GIVEN INSTRUCTION | Each line containing the word "SystickCycle" should be found and copied.
[START]
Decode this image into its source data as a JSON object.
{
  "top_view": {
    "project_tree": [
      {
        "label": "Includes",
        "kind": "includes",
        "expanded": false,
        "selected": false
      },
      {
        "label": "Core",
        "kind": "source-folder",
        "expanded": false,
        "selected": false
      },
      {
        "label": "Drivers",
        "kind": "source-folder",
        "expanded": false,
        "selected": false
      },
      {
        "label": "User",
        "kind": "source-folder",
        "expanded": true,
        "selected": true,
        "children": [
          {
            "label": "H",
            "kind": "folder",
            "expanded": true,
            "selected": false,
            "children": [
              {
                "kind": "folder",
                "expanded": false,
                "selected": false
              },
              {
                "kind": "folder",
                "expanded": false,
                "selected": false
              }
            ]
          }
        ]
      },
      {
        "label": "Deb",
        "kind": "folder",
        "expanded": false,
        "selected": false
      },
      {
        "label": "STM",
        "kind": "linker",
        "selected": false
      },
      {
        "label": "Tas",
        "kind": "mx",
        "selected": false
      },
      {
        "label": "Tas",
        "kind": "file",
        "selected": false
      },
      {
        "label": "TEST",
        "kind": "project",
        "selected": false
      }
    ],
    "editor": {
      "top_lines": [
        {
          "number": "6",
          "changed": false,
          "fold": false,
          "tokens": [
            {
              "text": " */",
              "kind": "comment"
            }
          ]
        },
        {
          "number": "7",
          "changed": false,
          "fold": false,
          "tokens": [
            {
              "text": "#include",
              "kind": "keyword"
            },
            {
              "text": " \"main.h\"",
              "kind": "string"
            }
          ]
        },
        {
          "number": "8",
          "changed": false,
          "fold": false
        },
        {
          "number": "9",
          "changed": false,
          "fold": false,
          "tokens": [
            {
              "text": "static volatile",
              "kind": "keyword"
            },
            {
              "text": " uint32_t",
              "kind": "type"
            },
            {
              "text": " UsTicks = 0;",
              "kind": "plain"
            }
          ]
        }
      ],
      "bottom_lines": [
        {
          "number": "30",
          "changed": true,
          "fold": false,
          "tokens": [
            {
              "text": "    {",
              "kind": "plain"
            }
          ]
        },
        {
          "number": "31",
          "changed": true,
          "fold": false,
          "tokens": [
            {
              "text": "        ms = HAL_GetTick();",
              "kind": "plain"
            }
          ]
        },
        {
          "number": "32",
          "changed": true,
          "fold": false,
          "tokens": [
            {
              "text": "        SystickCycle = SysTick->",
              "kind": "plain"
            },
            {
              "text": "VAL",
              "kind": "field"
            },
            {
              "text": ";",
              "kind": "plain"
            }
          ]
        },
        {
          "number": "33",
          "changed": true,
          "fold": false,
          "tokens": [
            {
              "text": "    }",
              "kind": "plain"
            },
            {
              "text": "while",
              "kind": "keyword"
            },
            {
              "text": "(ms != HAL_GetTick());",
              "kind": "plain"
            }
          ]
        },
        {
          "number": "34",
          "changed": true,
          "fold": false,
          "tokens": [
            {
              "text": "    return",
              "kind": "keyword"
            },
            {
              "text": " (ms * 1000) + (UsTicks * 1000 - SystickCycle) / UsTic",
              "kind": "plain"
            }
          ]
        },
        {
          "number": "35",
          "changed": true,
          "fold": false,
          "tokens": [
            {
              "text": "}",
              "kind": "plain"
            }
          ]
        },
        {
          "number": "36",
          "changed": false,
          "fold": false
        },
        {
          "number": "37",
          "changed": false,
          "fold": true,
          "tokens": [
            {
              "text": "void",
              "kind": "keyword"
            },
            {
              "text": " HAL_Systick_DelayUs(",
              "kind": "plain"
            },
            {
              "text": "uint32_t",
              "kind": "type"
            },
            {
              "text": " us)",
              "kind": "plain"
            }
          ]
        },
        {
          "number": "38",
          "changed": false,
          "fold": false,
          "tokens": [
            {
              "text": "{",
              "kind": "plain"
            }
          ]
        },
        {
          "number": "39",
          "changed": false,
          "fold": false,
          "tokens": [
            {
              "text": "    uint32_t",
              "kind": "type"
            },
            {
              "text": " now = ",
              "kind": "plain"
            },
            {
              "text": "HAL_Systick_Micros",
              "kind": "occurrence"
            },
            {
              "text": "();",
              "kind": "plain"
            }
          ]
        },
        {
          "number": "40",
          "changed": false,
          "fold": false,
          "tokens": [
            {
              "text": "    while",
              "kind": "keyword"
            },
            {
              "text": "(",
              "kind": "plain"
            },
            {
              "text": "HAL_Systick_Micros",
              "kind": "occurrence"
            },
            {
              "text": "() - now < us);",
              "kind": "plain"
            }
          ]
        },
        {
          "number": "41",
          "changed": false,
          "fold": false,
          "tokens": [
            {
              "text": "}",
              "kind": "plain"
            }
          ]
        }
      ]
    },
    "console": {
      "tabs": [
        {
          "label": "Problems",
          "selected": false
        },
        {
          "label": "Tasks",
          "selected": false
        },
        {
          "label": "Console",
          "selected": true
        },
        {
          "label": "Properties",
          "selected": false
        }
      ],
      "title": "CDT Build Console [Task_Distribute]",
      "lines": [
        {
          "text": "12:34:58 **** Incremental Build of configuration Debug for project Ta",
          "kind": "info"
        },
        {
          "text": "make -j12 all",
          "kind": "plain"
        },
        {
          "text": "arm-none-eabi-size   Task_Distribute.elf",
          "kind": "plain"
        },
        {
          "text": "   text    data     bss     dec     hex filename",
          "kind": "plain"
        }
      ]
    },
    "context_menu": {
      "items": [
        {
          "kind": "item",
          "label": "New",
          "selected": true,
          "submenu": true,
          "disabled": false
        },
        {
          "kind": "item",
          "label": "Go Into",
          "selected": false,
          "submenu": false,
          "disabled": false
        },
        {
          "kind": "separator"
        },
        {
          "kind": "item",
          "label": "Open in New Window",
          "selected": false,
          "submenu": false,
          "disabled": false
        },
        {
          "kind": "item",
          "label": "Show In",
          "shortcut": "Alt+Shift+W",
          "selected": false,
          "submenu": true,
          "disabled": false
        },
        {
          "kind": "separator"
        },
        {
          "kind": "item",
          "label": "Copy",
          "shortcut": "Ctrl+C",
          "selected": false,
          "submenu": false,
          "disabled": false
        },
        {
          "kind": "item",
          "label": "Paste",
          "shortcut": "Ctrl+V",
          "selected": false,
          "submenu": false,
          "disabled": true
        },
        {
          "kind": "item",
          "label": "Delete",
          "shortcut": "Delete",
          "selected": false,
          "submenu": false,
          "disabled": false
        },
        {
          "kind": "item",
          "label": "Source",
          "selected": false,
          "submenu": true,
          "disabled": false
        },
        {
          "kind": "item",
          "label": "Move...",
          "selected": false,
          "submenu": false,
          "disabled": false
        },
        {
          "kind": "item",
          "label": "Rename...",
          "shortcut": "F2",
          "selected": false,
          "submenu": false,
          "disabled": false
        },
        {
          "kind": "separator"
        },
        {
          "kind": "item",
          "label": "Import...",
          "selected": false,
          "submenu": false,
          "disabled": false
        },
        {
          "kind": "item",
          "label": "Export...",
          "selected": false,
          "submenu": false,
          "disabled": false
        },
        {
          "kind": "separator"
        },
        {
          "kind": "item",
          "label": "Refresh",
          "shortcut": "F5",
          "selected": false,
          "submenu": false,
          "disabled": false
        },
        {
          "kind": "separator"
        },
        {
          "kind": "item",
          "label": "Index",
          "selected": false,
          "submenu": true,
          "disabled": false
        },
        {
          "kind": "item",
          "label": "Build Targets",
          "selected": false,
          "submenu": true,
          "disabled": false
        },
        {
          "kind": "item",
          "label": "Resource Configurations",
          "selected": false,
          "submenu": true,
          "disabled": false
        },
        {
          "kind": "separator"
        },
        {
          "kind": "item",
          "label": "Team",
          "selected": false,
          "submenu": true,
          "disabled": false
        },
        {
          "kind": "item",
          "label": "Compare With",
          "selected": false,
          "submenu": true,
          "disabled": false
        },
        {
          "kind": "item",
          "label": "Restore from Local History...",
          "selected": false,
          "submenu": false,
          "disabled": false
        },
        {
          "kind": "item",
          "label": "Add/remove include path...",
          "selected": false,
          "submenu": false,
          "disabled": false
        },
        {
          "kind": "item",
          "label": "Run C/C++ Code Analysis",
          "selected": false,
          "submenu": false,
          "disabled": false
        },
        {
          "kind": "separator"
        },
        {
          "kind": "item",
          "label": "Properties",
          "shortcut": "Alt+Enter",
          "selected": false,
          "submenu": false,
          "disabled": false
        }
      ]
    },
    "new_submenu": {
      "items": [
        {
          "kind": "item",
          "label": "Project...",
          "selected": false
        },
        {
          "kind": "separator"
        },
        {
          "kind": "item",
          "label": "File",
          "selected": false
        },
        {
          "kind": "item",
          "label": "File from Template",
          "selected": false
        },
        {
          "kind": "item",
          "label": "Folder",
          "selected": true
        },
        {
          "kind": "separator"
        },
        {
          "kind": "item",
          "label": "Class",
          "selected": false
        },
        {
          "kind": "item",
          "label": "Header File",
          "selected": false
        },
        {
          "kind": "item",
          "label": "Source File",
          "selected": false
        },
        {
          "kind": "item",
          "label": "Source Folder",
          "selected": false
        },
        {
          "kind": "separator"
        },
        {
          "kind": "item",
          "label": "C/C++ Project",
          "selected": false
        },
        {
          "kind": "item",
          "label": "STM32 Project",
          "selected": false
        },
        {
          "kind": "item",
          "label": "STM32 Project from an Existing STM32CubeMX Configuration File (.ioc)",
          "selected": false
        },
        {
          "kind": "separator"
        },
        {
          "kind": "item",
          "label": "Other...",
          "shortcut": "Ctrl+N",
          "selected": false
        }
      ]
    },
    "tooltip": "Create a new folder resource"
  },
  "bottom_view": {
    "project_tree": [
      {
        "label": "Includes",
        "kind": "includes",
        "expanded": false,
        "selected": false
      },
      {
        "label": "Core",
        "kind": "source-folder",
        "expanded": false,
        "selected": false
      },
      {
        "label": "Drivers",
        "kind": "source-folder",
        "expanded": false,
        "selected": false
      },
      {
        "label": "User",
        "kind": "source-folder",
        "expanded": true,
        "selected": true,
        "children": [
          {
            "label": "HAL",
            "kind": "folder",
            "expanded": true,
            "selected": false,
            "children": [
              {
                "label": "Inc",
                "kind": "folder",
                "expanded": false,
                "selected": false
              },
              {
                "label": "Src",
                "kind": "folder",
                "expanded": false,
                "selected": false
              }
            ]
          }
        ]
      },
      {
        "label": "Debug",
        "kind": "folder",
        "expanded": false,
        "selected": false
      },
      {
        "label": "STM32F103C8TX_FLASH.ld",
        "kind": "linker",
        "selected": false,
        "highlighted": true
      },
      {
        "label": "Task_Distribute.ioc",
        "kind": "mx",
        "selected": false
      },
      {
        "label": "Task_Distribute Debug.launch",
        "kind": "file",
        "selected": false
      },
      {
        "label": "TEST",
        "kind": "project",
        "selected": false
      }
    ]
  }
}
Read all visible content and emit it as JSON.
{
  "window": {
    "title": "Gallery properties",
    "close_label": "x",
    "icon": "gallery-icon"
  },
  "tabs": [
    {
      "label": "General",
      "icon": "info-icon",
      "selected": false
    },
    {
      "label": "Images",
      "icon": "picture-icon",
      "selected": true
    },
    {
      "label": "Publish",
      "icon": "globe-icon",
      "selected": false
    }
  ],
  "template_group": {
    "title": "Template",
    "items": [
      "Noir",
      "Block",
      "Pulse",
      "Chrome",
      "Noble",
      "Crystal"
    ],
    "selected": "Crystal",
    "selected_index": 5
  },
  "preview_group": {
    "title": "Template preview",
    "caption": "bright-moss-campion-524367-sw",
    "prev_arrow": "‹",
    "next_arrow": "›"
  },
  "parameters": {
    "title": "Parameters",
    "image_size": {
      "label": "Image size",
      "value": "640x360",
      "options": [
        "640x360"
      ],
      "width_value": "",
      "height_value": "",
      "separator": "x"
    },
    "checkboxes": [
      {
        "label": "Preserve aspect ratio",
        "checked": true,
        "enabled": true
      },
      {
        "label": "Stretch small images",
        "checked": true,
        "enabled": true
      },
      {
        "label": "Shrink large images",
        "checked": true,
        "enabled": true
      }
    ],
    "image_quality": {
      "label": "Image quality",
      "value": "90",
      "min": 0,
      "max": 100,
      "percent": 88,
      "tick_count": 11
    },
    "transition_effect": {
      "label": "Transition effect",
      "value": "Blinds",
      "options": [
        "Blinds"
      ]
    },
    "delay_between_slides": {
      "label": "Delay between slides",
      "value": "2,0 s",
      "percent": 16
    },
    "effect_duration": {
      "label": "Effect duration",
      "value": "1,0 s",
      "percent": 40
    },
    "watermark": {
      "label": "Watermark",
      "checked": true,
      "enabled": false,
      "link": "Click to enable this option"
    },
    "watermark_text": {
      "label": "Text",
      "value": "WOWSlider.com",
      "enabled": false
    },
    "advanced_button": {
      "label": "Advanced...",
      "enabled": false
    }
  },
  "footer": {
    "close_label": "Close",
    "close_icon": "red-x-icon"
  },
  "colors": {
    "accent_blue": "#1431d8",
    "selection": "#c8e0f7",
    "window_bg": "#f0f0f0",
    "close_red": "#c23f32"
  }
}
[END]
THE RESULT |
              "text": "        SystickCycle = SysTick->",
              "text": " (ms * 1000) + (UsTicks * 1000 - SystickCycle) / UsTic",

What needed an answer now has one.